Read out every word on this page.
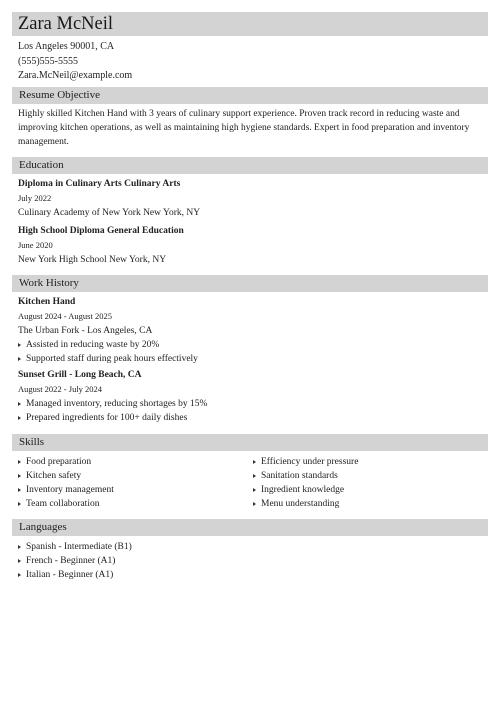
Zara McNeil
Los Angeles 90001, CA
(555)555-5555
Zara.McNeil@example.com
Resume Objective
Highly skilled Kitchen Hand with 3 years of culinary support experience. Proven track record in reducing waste and improving kitchen operations, as well as maintaining high hygiene standards. Expert in food preparation and inventory management.
Education
Diploma in Culinary Arts Culinary Arts
July 2022
Culinary Academy of New York New York, NY
High School Diploma General Education
June 2020
New York High School New York, NY
Work History
Kitchen Hand
August 2024 - August 2025
The Urban Fork - Los Angeles, CA
Assisted in reducing waste by 20%
Supported staff during peak hours effectively
Sunset Grill - Long Beach, CA
August 2022 - July 2024
Managed inventory, reducing shortages by 15%
Prepared ingredients for 100+ daily dishes
Skills
Food preparation
Kitchen safety
Inventory management
Team collaboration
Efficiency under pressure
Sanitation standards
Ingredient knowledge
Menu understanding
Languages
Spanish - Intermediate (B1)
French - Beginner (A1)
Italian - Beginner (A1)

### DIRECTIVE
Transcribe all the lines above exactly, apart from the pictures.

### SOLUTION TO THIS PROBLEM
Read out every word on this page.
Zara McNeil
Los Angeles 90001, CA
(555)555-5555
Zara.McNeil@example.com
Resume Objective
Highly skilled Kitchen Hand with 3 years of culinary support experience. Proven track record in reducing waste and improving kitchen operations, as well as maintaining high hygiene standards. Expert in food preparation and inventory management.
Education
Diploma in Culinary Arts Culinary Arts
July 2022
Culinary Academy of New York New York, NY
High School Diploma General Education
June 2020
New York High School New York, NY
Work History
Kitchen Hand
August 2024 - August 2025
The Urban Fork - Los Angeles, CA
Assisted in reducing waste by 20%
Supported staff during peak hours effectively
Sunset Grill - Long Beach, CA
August 2022 - July 2024
Managed inventory, reducing shortages by 15%
Prepared ingredients for 100+ daily dishes
Skills
Food preparation
Kitchen safety
Inventory management
Team collaboration
Efficiency under pressure
Sanitation standards
Ingredient knowledge
Menu understanding
Languages
Spanish - Intermediate (B1)
French - Beginner (A1)
Italian - Beginner (A1)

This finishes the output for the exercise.